• DESCRIPTION OF THE TASK
Gather up the lines with the word "agreed" in them.
----- INPUT ROWS
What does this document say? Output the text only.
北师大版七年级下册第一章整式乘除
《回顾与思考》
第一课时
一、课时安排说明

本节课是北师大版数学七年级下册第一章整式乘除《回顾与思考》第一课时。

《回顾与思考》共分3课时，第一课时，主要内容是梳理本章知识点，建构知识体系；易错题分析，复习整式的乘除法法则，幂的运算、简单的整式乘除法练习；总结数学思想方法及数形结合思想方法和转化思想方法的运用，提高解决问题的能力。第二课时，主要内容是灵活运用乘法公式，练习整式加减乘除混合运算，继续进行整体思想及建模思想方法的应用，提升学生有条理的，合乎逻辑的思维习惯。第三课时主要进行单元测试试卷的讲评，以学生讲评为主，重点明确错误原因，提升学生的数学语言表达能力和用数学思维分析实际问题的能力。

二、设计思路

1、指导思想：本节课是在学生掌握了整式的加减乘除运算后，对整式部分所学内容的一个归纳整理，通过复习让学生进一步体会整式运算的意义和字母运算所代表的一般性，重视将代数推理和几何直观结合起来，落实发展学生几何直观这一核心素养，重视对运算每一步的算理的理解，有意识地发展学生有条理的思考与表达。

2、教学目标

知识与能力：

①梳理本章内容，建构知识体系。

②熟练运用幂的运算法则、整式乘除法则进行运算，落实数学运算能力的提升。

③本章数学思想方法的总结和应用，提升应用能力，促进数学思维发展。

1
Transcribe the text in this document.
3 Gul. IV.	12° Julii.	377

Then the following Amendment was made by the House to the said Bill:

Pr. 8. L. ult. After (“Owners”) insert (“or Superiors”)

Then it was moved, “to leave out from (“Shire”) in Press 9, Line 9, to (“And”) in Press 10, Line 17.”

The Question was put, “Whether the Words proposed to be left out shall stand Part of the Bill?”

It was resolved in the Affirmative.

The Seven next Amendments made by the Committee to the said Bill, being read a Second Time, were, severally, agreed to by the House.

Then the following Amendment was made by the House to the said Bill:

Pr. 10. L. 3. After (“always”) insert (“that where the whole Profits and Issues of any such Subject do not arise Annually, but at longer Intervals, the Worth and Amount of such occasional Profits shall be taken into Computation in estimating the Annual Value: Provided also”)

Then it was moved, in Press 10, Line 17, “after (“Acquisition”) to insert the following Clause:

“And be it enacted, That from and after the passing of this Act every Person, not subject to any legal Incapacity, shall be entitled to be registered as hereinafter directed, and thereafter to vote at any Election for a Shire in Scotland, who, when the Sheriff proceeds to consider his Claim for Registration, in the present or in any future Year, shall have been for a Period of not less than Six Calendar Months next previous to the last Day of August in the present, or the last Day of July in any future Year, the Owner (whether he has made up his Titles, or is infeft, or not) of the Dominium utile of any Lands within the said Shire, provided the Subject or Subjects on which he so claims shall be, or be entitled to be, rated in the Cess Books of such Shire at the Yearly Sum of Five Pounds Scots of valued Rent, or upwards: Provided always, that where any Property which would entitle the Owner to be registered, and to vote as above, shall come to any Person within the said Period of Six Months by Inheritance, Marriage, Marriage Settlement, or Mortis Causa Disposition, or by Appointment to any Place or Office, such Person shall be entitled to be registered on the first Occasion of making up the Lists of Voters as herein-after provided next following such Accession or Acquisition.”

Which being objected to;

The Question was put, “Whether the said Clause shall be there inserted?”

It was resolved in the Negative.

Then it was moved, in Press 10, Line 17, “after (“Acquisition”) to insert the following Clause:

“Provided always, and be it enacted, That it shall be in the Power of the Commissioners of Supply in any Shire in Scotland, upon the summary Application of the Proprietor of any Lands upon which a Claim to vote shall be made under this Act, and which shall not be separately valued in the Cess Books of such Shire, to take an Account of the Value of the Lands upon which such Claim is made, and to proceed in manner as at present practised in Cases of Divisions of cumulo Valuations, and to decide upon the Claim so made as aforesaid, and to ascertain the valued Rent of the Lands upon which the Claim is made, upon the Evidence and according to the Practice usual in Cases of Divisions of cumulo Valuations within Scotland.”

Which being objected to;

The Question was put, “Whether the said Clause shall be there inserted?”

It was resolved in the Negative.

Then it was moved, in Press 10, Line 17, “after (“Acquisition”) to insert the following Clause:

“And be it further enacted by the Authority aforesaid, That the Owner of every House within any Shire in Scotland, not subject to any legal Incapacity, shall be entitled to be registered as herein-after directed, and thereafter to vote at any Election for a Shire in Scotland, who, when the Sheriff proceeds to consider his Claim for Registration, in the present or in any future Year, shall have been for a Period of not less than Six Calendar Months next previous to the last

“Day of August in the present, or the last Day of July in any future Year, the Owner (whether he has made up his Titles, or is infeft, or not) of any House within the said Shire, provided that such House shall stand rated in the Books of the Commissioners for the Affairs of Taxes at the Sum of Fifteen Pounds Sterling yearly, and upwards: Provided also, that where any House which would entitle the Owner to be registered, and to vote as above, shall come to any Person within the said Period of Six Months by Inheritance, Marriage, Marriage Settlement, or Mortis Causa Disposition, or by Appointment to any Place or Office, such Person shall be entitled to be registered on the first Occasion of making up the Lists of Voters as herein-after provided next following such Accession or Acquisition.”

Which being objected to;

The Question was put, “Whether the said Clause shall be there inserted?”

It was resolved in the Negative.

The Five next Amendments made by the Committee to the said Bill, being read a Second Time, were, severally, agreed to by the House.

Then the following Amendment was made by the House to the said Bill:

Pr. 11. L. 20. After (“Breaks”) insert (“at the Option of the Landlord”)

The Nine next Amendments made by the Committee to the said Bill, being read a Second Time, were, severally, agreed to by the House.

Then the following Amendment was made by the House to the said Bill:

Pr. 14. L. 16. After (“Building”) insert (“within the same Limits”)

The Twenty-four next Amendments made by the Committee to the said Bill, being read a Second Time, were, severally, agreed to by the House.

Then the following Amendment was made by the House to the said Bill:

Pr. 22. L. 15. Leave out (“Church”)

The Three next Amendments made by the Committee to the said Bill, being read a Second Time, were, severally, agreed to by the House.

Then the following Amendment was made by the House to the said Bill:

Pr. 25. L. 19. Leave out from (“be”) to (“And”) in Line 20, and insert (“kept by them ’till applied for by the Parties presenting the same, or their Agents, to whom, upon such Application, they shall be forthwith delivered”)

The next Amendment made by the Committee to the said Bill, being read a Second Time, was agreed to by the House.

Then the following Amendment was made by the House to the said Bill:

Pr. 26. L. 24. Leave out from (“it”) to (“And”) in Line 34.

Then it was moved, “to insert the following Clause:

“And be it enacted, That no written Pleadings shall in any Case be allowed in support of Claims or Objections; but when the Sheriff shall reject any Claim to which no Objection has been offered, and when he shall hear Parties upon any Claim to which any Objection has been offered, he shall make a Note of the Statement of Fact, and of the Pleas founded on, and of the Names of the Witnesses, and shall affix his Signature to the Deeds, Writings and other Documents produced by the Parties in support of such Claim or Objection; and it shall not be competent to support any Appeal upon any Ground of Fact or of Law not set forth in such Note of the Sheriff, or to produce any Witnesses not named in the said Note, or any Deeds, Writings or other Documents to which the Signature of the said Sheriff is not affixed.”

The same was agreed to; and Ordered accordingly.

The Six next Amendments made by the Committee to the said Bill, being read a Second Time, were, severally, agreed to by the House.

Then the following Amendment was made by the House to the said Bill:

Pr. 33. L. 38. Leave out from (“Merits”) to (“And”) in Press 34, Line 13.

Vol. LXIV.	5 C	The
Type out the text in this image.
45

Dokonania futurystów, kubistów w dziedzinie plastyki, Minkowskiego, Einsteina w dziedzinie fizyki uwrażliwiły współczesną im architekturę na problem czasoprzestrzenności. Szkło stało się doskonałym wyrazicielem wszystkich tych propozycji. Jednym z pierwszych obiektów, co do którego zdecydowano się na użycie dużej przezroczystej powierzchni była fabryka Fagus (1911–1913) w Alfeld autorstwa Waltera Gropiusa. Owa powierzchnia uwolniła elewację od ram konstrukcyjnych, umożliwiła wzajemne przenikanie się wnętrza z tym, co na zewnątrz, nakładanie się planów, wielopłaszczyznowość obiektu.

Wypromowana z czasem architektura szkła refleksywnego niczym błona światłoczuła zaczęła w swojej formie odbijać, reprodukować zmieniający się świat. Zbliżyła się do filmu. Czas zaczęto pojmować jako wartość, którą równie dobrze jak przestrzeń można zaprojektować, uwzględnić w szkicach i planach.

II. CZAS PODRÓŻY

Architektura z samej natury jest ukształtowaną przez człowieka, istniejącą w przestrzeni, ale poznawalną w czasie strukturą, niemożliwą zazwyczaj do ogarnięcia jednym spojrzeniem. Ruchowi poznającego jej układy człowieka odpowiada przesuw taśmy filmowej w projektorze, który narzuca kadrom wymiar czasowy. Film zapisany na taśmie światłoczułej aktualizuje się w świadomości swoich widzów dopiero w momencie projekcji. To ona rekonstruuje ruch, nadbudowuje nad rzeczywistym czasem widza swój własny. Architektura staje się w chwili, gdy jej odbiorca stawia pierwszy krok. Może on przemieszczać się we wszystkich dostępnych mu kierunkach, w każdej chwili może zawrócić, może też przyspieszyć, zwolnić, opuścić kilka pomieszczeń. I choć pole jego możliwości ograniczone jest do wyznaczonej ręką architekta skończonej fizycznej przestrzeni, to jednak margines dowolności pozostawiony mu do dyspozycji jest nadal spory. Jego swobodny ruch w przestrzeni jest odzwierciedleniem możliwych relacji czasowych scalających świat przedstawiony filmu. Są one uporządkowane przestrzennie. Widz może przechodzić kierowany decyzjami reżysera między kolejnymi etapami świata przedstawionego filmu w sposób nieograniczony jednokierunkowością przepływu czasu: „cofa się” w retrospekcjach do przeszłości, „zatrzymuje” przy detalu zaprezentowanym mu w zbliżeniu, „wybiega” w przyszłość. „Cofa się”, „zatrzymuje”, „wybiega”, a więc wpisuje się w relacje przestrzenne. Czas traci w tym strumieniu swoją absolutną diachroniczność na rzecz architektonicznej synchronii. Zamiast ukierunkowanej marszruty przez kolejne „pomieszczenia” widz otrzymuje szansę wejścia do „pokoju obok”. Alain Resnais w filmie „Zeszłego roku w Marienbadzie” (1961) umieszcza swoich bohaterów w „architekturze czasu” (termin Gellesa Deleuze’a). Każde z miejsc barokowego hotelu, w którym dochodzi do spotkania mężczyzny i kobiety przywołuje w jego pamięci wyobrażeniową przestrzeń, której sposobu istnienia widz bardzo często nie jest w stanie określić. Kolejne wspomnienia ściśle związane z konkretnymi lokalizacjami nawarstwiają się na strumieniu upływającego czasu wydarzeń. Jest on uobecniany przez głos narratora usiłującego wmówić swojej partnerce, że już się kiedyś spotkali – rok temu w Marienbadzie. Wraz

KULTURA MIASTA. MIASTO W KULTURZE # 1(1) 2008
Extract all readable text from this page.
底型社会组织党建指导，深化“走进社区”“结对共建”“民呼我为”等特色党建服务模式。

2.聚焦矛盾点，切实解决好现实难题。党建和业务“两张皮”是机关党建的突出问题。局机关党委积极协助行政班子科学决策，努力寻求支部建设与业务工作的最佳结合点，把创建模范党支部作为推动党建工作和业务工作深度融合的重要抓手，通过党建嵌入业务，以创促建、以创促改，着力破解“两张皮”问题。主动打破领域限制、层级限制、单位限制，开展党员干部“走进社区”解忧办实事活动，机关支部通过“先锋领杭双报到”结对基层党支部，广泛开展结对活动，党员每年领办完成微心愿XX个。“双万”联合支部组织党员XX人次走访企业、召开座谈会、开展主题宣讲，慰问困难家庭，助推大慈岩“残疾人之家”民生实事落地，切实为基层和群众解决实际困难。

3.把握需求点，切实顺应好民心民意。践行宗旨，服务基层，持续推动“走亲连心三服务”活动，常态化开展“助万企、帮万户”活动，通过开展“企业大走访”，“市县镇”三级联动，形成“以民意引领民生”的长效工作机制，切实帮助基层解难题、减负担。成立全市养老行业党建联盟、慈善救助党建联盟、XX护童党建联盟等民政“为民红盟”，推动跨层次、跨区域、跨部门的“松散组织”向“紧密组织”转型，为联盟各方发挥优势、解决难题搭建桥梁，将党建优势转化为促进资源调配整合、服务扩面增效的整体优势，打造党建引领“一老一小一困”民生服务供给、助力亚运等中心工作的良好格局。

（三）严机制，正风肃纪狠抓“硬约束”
----------
• REPLY
The Seven next Amendments made by the Committee to the said Bill, being read a Second Time, were, severally, agreed to by the House.
The Five next Amendments made by the Committee to the said Bill, being read a Second Time, were, severally, agreed to by the House.
The Nine next Amendments made by the Committee to the said Bill, being read a Second Time, were, severally, agreed to by the House.
The Twenty-four next Amendments made by the Committee to the said Bill, being read a Second Time, were, severally, agreed to by the House.
The Three next Amendments made by the Committee to the said Bill, being read a Second Time, were, severally, agreed to by the House.
The next Amendment made by the Committee to the said Bill, being read a Second Time, was agreed to by the House.
The same was agreed to; and Ordered accordingly.
The Six next Amendments made by the Committee to the said Bill, being read a Second Time, were, severally, agreed to by the House.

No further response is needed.